Quote the listing below in its entirety, omitting every image.

(Source records):
——

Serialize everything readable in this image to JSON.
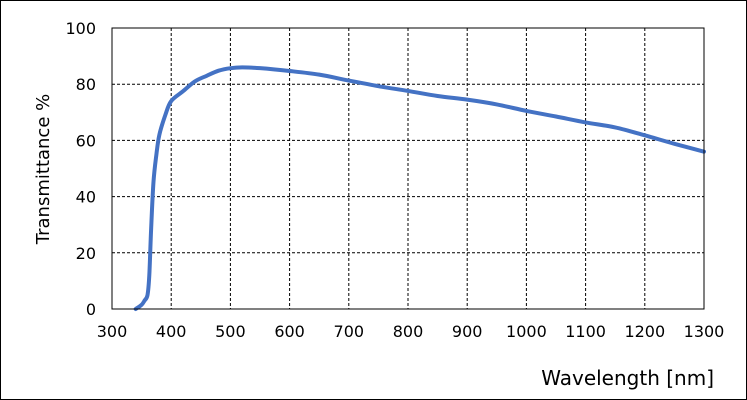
{
  "chart_data": {
    "type": "line",
    "xlabel": "Wavelength [nm]",
    "ylabel": "Transmittance %",
    "xlim": [
      300,
      1300
    ],
    "ylim": [
      0,
      100
    ],
    "x_ticks": [
      300,
      400,
      500,
      600,
      700,
      800,
      900,
      1000,
      1100,
      1200,
      1300
    ],
    "y_ticks": [
      0,
      20,
      40,
      60,
      80,
      100
    ],
    "grid": "dashed",
    "legend": "none",
    "line_color": "#4472C4",
    "series": [
      {
        "x": [
          340,
          350,
          355,
          360,
          363,
          366,
          370,
          375,
          380,
          390,
          400,
          420,
          440,
          460,
          480,
          500,
          520,
          550,
          600,
          650,
          700,
          750,
          800,
          850,
          900,
          950,
          1000,
          1050,
          1100,
          1150,
          1200,
          1250,
          1300
        ],
        "y": [
          0,
          1.5,
          3,
          5,
          12,
          28,
          45,
          55,
          62,
          69,
          74,
          77.5,
          81,
          83,
          84.8,
          85.7,
          86,
          85.7,
          84.7,
          83.4,
          81.3,
          79.3,
          77.6,
          75.8,
          74.5,
          72.8,
          70.5,
          68.5,
          66.4,
          64.6,
          61.8,
          58.8,
          56
        ]
      }
    ]
  }
}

——

(Task answer):
Serialize everything readable in this image to JSON.
{
  "chart_data": {
    "type": "line",
    "xlabel": "Wavelength [nm]",
    "ylabel": "Transmittance %",
    "xlim": [
      300,
      1300
    ],
    "ylim": [
      0,
      100
    ],
    "x_ticks": [
      300,
      400,
      500,
      600,
      700,
      800,
      900,
      1000,
      1100,
      1200,
      1300
    ],
    "y_ticks": [
      0,
      20,
      40,
      60,
      80,
      100
    ],
    "grid": "dashed",
    "legend": "none",
    "line_color": "#4472C4",
    "series": [
      {
        "x": [
          340,
          350,
          355,
          360,
          363,
          366,
          370,
          375,
          380,
          390,
          400,
          420,
          440,
          460,
          480,
          500,
          520,
          550,
          600,
          650,
          700,
          750,
          800,
          850,
          900,
          950,
          1000,
          1050,
          1100,
          1150,
          1200,
          1250,
          1300
        ],
        "y": [
          0,
          1.5,
          3,
          5,
          12,
          28,
          45,
          55,
          62,
          69,
          74,
          77.5,
          81,
          83,
          84.8,
          85.7,
          86,
          85.7,
          84.7,
          83.4,
          81.3,
          79.3,
          77.6,
          75.8,
          74.5,
          72.8,
          70.5,
          68.5,
          66.4,
          64.6,
          61.8,
          58.8,
          56
        ]
      }
    ]
  }
}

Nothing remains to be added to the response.